+++ MATERIAL SUPPLIED +++

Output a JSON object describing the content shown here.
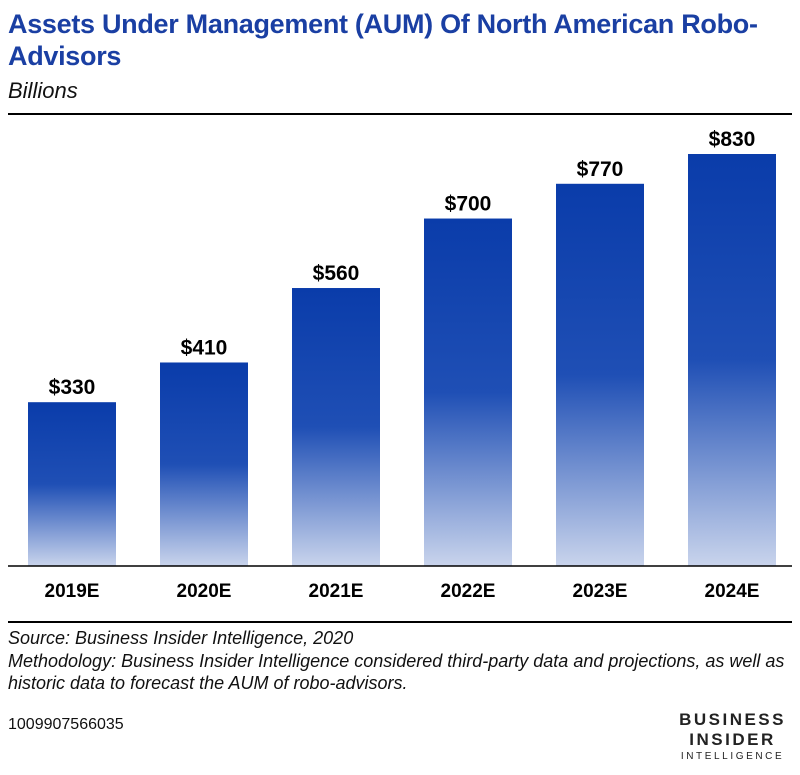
{
  "header": {
    "title": "Assets Under Management (AUM) Of North American Robo-Advisors",
    "subtitle": "Billions"
  },
  "chart_data": {
    "type": "bar",
    "title": "Assets Under Management (AUM) Of North American Robo-Advisors",
    "subtitle": "Billions",
    "xlabel": "",
    "ylabel": "",
    "categories": [
      "2019E",
      "2020E",
      "2021E",
      "2022E",
      "2023E",
      "2024E"
    ],
    "values": [
      330,
      410,
      560,
      700,
      770,
      830
    ],
    "data_labels": [
      "$330",
      "$410",
      "$560",
      "$700",
      "$770",
      "$830"
    ],
    "ylim": [
      0,
      830
    ],
    "grid": false,
    "legend": "none",
    "bar_color_top": "#0a3caa",
    "bar_color_bottom": "#c9d4ec"
  },
  "footer": {
    "source": "Source: Business Insider Intelligence, 2020",
    "methodology": "Methodology: Business Insider Intelligence considered third-party data and projections, as well as historic data to forecast the AUM of robo-advisors.",
    "code": "1009907566035"
  },
  "logo": {
    "line1": "BUSINESS",
    "line2": "INSIDER",
    "line3": "INTELLIGENCE"
  }
}
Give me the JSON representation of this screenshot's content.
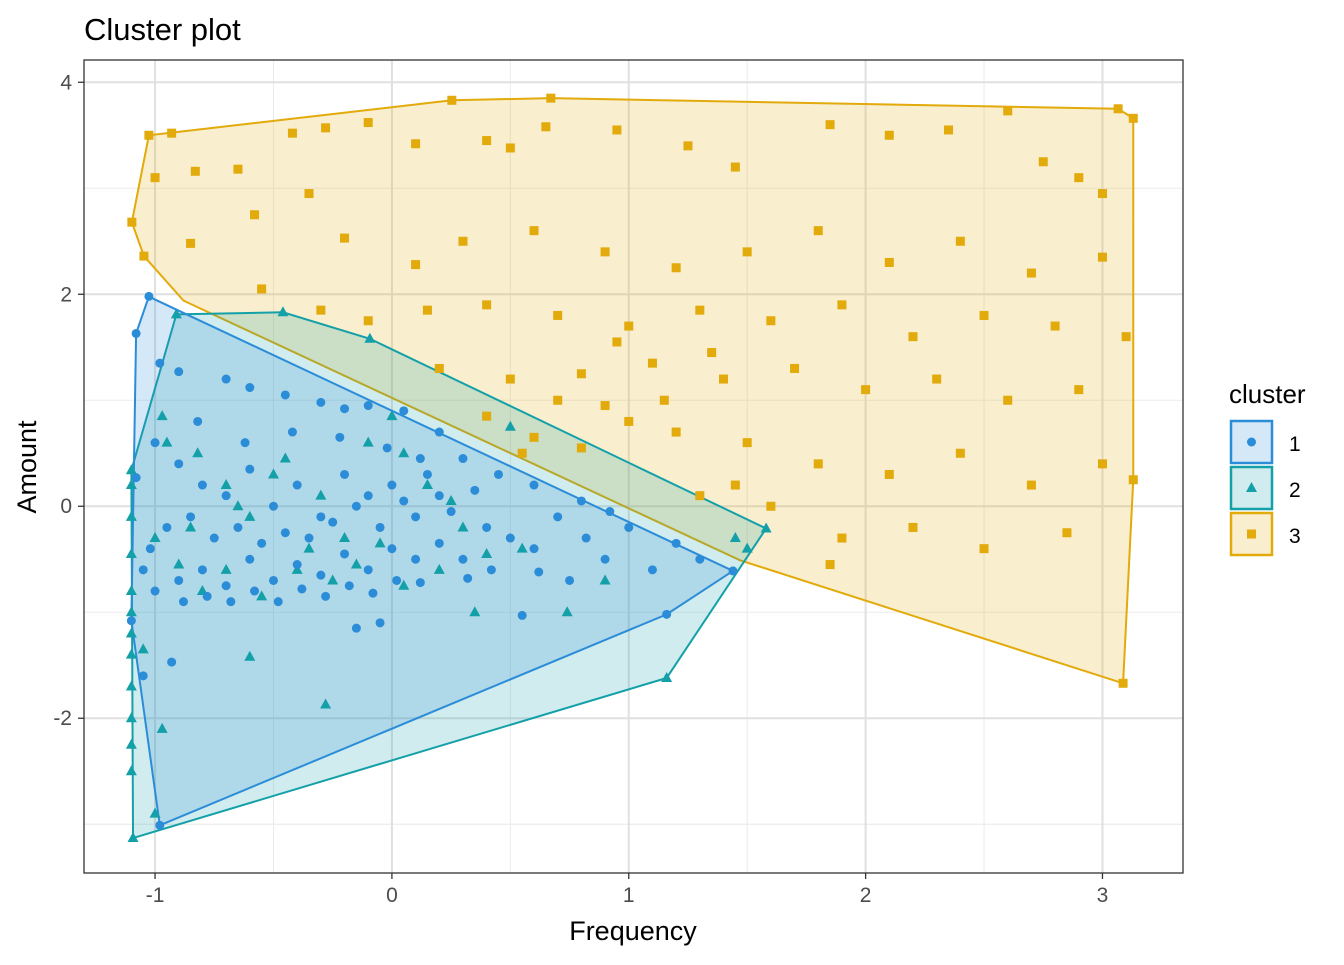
{
  "chart_data": {
    "type": "scatter",
    "title": "Cluster plot",
    "xlabel": "Frequency",
    "ylabel": "Amount",
    "xlim": [
      -1.3,
      3.34
    ],
    "ylim": [
      -3.46,
      4.21
    ],
    "x_ticks": [
      -1,
      0,
      1,
      2,
      3
    ],
    "x_tick_labels": [
      "-1",
      "0",
      "1",
      "2",
      "3"
    ],
    "y_ticks": [
      -2,
      0,
      2,
      4
    ],
    "y_tick_labels": [
      "-2",
      "0",
      "2",
      "4"
    ],
    "grid": true,
    "legend": {
      "title": "cluster",
      "placement": "right"
    },
    "series": [
      {
        "name": "1",
        "shape": "circle",
        "color": "#2B8CD8",
        "hull": [
          [
            -1.026,
            1.98
          ],
          [
            -1.08,
            1.63
          ],
          [
            -1.1,
            -1.08
          ],
          [
            -0.98,
            -3.01
          ],
          [
            1.16,
            -1.02
          ],
          [
            1.44,
            -0.61
          ],
          [
            -1.0,
            1.95
          ]
        ],
        "points": [
          [
            -1.026,
            1.98
          ],
          [
            -1.08,
            1.63
          ],
          [
            -0.98,
            -3.01
          ],
          [
            1.16,
            -1.02
          ],
          [
            1.44,
            -0.61
          ],
          [
            -1.05,
            -1.6
          ],
          [
            -0.93,
            -1.47
          ],
          [
            -1.1,
            -1.08
          ],
          [
            -0.98,
            1.35
          ],
          [
            -0.9,
            1.27
          ],
          [
            -0.7,
            1.2
          ],
          [
            -0.6,
            1.12
          ],
          [
            -0.45,
            1.05
          ],
          [
            -0.3,
            0.98
          ],
          [
            -0.2,
            0.92
          ],
          [
            -0.1,
            0.95
          ],
          [
            0.05,
            0.9
          ],
          [
            0.2,
            0.7
          ],
          [
            0.3,
            0.45
          ],
          [
            0.45,
            0.3
          ],
          [
            0.6,
            0.2
          ],
          [
            0.8,
            0.05
          ],
          [
            1.0,
            -0.2
          ],
          [
            1.2,
            -0.35
          ],
          [
            1.3,
            -0.5
          ],
          [
            -1.0,
            0.6
          ],
          [
            -0.9,
            0.4
          ],
          [
            -0.8,
            0.2
          ],
          [
            -0.7,
            0.1
          ],
          [
            -0.6,
            0.35
          ],
          [
            -0.5,
            0.0
          ],
          [
            -0.4,
            0.2
          ],
          [
            -0.3,
            -0.1
          ],
          [
            -0.2,
            0.3
          ],
          [
            -0.1,
            0.1
          ],
          [
            0.0,
            0.2
          ],
          [
            0.1,
            -0.1
          ],
          [
            0.2,
            0.1
          ],
          [
            0.4,
            -0.2
          ],
          [
            0.5,
            -0.3
          ],
          [
            0.6,
            -0.4
          ],
          [
            0.7,
            -0.1
          ],
          [
            0.9,
            -0.5
          ],
          [
            1.1,
            -0.6
          ],
          [
            -1.05,
            -0.6
          ],
          [
            -1.0,
            -0.8
          ],
          [
            -0.9,
            -0.7
          ],
          [
            -0.8,
            -0.6
          ],
          [
            -0.7,
            -0.75
          ],
          [
            -0.6,
            -0.5
          ],
          [
            -0.5,
            -0.7
          ],
          [
            -0.4,
            -0.55
          ],
          [
            -0.3,
            -0.65
          ],
          [
            -0.2,
            -0.45
          ],
          [
            -0.1,
            -0.6
          ],
          [
            0.0,
            -0.4
          ],
          [
            0.1,
            -0.5
          ],
          [
            0.2,
            -0.35
          ],
          [
            0.3,
            -0.5
          ],
          [
            -0.15,
            -1.15
          ],
          [
            -0.05,
            -1.1
          ],
          [
            0.55,
            -1.03
          ],
          [
            0.75,
            -0.7
          ],
          [
            -0.95,
            -0.2
          ],
          [
            -0.85,
            -0.1
          ],
          [
            -0.75,
            -0.3
          ],
          [
            -0.65,
            -0.2
          ],
          [
            -0.55,
            -0.35
          ],
          [
            -0.45,
            -0.25
          ],
          [
            -0.35,
            -0.3
          ],
          [
            -0.25,
            -0.15
          ],
          [
            -0.15,
            0.0
          ],
          [
            -0.05,
            -0.2
          ],
          [
            0.05,
            0.05
          ],
          [
            0.15,
            0.3
          ],
          [
            0.25,
            -0.05
          ],
          [
            0.35,
            0.15
          ],
          [
            -1.08,
            0.27
          ],
          [
            -1.02,
            -0.4
          ],
          [
            -0.88,
            -0.9
          ],
          [
            -0.78,
            -0.85
          ],
          [
            -0.68,
            -0.9
          ],
          [
            -0.58,
            -0.8
          ],
          [
            -0.48,
            -0.9
          ],
          [
            -0.38,
            -0.78
          ],
          [
            -0.28,
            -0.85
          ],
          [
            -0.18,
            -0.75
          ],
          [
            -0.08,
            -0.82
          ],
          [
            0.02,
            -0.7
          ],
          [
            0.12,
            -0.72
          ],
          [
            0.32,
            -0.68
          ],
          [
            0.42,
            -0.6
          ],
          [
            0.62,
            -0.62
          ],
          [
            0.82,
            -0.3
          ],
          [
            0.92,
            -0.05
          ],
          [
            0.12,
            0.45
          ],
          [
            -0.02,
            0.55
          ],
          [
            -0.22,
            0.65
          ],
          [
            -0.42,
            0.7
          ],
          [
            -0.62,
            0.6
          ],
          [
            -0.82,
            0.8
          ]
        ]
      },
      {
        "name": "2",
        "shape": "triangle",
        "color": "#14A0A8",
        "hull": [
          [
            -1.093,
            -3.13
          ],
          [
            1.16,
            -1.62
          ],
          [
            1.58,
            -0.21
          ],
          [
            -0.093,
            1.58
          ],
          [
            -0.46,
            1.83
          ],
          [
            -0.91,
            1.81
          ],
          [
            -1.1,
            0.34
          ]
        ],
        "points": [
          [
            -1.093,
            -3.13
          ],
          [
            1.16,
            -1.62
          ],
          [
            1.58,
            -0.21
          ],
          [
            -0.093,
            1.58
          ],
          [
            -0.46,
            1.83
          ],
          [
            -0.91,
            1.81
          ],
          [
            -1.1,
            0.34
          ],
          [
            -1.1,
            -2.5
          ],
          [
            -1.1,
            -2.25
          ],
          [
            -1.1,
            -2.0
          ],
          [
            -1.1,
            -1.7
          ],
          [
            -1.1,
            -1.4
          ],
          [
            -1.1,
            -1.2
          ],
          [
            -1.1,
            -1.0
          ],
          [
            -1.1,
            -0.8
          ],
          [
            -1.1,
            -0.45
          ],
          [
            -1.1,
            -0.1
          ],
          [
            -1.1,
            0.2
          ],
          [
            -1.05,
            -1.35
          ],
          [
            -0.97,
            -2.1
          ],
          [
            -1.0,
            -2.9
          ],
          [
            -0.6,
            -1.42
          ],
          [
            -0.28,
            -1.87
          ],
          [
            0.35,
            -1.0
          ],
          [
            0.74,
            -1.0
          ],
          [
            -0.97,
            0.85
          ],
          [
            -0.95,
            0.6
          ],
          [
            -0.82,
            0.5
          ],
          [
            -0.7,
            0.2
          ],
          [
            -0.6,
            -0.1
          ],
          [
            -0.5,
            0.3
          ],
          [
            -0.45,
            0.45
          ],
          [
            -0.3,
            0.1
          ],
          [
            -0.2,
            -0.3
          ],
          [
            -0.1,
            0.6
          ],
          [
            0.0,
            0.85
          ],
          [
            0.05,
            0.5
          ],
          [
            0.15,
            0.2
          ],
          [
            0.3,
            -0.2
          ],
          [
            0.5,
            0.75
          ],
          [
            0.55,
            -0.4
          ],
          [
            0.9,
            -0.7
          ],
          [
            1.45,
            -0.3
          ],
          [
            1.5,
            -0.4
          ],
          [
            -0.9,
            -0.55
          ],
          [
            -0.8,
            -0.8
          ],
          [
            -0.7,
            -0.6
          ],
          [
            -0.55,
            -0.85
          ],
          [
            -0.4,
            -0.6
          ],
          [
            -0.25,
            -0.7
          ],
          [
            -0.15,
            -0.55
          ],
          [
            0.05,
            -0.75
          ],
          [
            0.2,
            -0.6
          ],
          [
            0.4,
            -0.45
          ],
          [
            -1.0,
            -0.3
          ],
          [
            -0.85,
            -0.2
          ],
          [
            -0.65,
            0.0
          ],
          [
            -0.35,
            -0.4
          ],
          [
            -0.05,
            -0.35
          ],
          [
            0.25,
            0.05
          ]
        ]
      },
      {
        "name": "3",
        "shape": "square",
        "color": "#E2AA0A",
        "hull": [
          [
            -1.098,
            2.68
          ],
          [
            -1.047,
            2.36
          ],
          [
            -0.88,
            1.94
          ],
          [
            1.47,
            -0.51
          ],
          [
            3.087,
            -1.67
          ],
          [
            3.13,
            0.25
          ],
          [
            3.13,
            3.66
          ],
          [
            3.066,
            3.75
          ],
          [
            0.671,
            3.85
          ],
          [
            0.253,
            3.83
          ],
          [
            -1.026,
            3.5
          ]
        ],
        "points": [
          [
            -1.098,
            2.68
          ],
          [
            -1.047,
            2.36
          ],
          [
            -1.026,
            3.5
          ],
          [
            0.253,
            3.83
          ],
          [
            0.671,
            3.85
          ],
          [
            3.066,
            3.75
          ],
          [
            3.13,
            3.66
          ],
          [
            3.13,
            0.25
          ],
          [
            3.087,
            -1.67
          ],
          [
            -0.93,
            3.52
          ],
          [
            -1.0,
            3.1
          ],
          [
            -0.83,
            3.16
          ],
          [
            -0.65,
            3.18
          ],
          [
            -0.58,
            2.75
          ],
          [
            -0.85,
            2.48
          ],
          [
            -0.42,
            3.52
          ],
          [
            -0.28,
            3.57
          ],
          [
            -0.1,
            3.62
          ],
          [
            0.1,
            3.42
          ],
          [
            0.4,
            3.45
          ],
          [
            0.5,
            3.38
          ],
          [
            0.65,
            3.58
          ],
          [
            0.95,
            3.55
          ],
          [
            1.25,
            3.4
          ],
          [
            1.45,
            3.2
          ],
          [
            1.85,
            3.6
          ],
          [
            2.1,
            3.5
          ],
          [
            2.35,
            3.55
          ],
          [
            2.6,
            3.73
          ],
          [
            2.75,
            3.25
          ],
          [
            2.9,
            3.1
          ],
          [
            3.0,
            2.95
          ],
          [
            -0.35,
            2.95
          ],
          [
            -0.2,
            2.53
          ],
          [
            0.1,
            2.28
          ],
          [
            0.3,
            2.5
          ],
          [
            0.6,
            2.6
          ],
          [
            0.9,
            2.4
          ],
          [
            1.2,
            2.25
          ],
          [
            1.5,
            2.4
          ],
          [
            1.8,
            2.6
          ],
          [
            2.1,
            2.3
          ],
          [
            2.4,
            2.5
          ],
          [
            2.7,
            2.2
          ],
          [
            3.0,
            2.35
          ],
          [
            -0.55,
            2.05
          ],
          [
            -0.3,
            1.85
          ],
          [
            -0.1,
            1.75
          ],
          [
            0.15,
            1.85
          ],
          [
            0.4,
            1.9
          ],
          [
            0.7,
            1.8
          ],
          [
            1.0,
            1.7
          ],
          [
            1.3,
            1.85
          ],
          [
            1.6,
            1.75
          ],
          [
            1.9,
            1.9
          ],
          [
            2.2,
            1.6
          ],
          [
            2.5,
            1.8
          ],
          [
            2.8,
            1.7
          ],
          [
            3.1,
            1.6
          ],
          [
            0.2,
            1.3
          ],
          [
            0.5,
            1.2
          ],
          [
            0.8,
            1.25
          ],
          [
            1.1,
            1.35
          ],
          [
            1.4,
            1.2
          ],
          [
            1.7,
            1.3
          ],
          [
            2.0,
            1.1
          ],
          [
            2.3,
            1.2
          ],
          [
            2.6,
            1.0
          ],
          [
            2.9,
            1.1
          ],
          [
            0.4,
            0.85
          ],
          [
            0.6,
            0.65
          ],
          [
            0.8,
            0.55
          ],
          [
            1.0,
            0.8
          ],
          [
            1.2,
            0.7
          ],
          [
            1.5,
            0.6
          ],
          [
            1.8,
            0.4
          ],
          [
            2.1,
            0.3
          ],
          [
            2.4,
            0.5
          ],
          [
            2.7,
            0.2
          ],
          [
            3.0,
            0.4
          ],
          [
            1.3,
            0.1
          ],
          [
            1.6,
            0.0
          ],
          [
            1.9,
            -0.3
          ],
          [
            2.2,
            -0.2
          ],
          [
            2.5,
            -0.4
          ],
          [
            2.85,
            -0.25
          ],
          [
            1.85,
            -0.55
          ],
          [
            1.45,
            0.2
          ],
          [
            0.9,
            0.95
          ],
          [
            0.55,
            0.5
          ],
          [
            0.7,
            1.0
          ],
          [
            1.15,
            1.0
          ],
          [
            1.35,
            1.45
          ],
          [
            0.95,
            1.55
          ]
        ]
      }
    ]
  }
}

+++

PROBLEM TO WORK ON
What is the number of lines in the listing above that contain the string "Billions"? Give only the number.

WRITTEN REPLY
2